**EXERCISE BRIEF:** A single number is the answer here: how many lines of the entries contain "Inform"?

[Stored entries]

____________

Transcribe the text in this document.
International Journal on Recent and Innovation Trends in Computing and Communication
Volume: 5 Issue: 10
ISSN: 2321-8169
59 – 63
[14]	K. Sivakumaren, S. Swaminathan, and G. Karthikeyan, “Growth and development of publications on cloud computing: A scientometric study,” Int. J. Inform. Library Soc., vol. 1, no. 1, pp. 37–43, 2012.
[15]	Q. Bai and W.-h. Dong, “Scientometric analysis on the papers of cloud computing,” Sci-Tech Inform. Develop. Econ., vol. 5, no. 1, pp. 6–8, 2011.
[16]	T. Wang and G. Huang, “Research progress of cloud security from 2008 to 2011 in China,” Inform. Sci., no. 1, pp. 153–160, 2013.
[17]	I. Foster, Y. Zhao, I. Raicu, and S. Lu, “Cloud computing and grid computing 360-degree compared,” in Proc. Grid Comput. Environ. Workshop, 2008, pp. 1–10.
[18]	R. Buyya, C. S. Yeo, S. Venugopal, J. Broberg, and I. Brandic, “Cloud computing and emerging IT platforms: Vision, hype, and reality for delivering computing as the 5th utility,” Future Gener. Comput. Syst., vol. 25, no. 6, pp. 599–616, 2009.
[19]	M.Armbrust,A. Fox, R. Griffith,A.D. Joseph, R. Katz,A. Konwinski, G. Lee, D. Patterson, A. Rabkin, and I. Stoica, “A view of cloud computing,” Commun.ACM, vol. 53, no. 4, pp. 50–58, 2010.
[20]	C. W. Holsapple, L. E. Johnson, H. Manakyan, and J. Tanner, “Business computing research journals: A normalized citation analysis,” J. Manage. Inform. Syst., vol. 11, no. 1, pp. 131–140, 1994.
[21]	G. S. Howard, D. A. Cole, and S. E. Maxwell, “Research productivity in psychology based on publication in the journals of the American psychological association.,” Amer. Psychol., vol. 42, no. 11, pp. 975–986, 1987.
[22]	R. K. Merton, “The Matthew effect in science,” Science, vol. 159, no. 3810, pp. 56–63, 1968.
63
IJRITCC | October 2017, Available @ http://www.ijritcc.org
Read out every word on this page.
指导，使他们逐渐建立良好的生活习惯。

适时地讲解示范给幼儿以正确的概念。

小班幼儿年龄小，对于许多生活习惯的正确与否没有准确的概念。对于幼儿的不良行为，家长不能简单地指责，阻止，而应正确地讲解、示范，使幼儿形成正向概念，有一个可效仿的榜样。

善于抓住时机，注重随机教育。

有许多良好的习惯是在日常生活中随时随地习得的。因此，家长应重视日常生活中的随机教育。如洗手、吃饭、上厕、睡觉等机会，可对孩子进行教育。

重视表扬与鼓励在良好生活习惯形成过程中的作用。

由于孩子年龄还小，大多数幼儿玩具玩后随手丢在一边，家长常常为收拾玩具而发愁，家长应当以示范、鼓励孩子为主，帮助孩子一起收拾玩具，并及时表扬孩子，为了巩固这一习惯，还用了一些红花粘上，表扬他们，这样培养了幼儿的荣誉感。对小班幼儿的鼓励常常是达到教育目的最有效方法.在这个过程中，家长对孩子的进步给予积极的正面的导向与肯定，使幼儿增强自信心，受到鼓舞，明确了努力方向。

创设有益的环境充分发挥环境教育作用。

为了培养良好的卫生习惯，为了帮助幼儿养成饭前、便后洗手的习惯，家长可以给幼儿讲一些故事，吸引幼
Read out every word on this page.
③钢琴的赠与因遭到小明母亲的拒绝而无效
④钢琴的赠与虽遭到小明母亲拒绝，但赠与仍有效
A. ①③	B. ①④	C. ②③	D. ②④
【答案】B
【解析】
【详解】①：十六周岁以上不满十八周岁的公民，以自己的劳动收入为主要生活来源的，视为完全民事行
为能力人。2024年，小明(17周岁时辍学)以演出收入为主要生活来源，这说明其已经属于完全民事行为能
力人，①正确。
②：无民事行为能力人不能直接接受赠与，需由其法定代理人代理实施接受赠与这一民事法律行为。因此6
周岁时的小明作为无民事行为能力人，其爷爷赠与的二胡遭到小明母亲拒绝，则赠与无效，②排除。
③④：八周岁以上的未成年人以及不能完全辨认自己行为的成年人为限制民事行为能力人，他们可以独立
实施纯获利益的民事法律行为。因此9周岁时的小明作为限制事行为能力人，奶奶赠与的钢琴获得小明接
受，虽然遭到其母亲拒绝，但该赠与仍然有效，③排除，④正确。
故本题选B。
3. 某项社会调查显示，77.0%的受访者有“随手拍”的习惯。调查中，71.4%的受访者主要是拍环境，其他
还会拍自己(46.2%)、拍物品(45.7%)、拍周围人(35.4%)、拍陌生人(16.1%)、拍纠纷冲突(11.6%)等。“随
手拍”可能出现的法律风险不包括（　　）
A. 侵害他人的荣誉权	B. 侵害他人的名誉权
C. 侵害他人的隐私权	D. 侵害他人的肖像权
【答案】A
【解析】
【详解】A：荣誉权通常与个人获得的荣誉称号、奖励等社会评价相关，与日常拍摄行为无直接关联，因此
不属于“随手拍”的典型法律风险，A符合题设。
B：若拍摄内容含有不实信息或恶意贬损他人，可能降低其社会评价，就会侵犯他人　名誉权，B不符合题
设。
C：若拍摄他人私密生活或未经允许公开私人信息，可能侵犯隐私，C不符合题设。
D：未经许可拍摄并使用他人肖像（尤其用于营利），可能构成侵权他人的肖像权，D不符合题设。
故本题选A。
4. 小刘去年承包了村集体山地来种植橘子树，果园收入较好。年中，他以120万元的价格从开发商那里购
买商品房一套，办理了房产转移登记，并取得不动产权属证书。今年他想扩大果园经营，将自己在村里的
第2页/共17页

____________

**ANSWER TO THE EXERCISE:** 4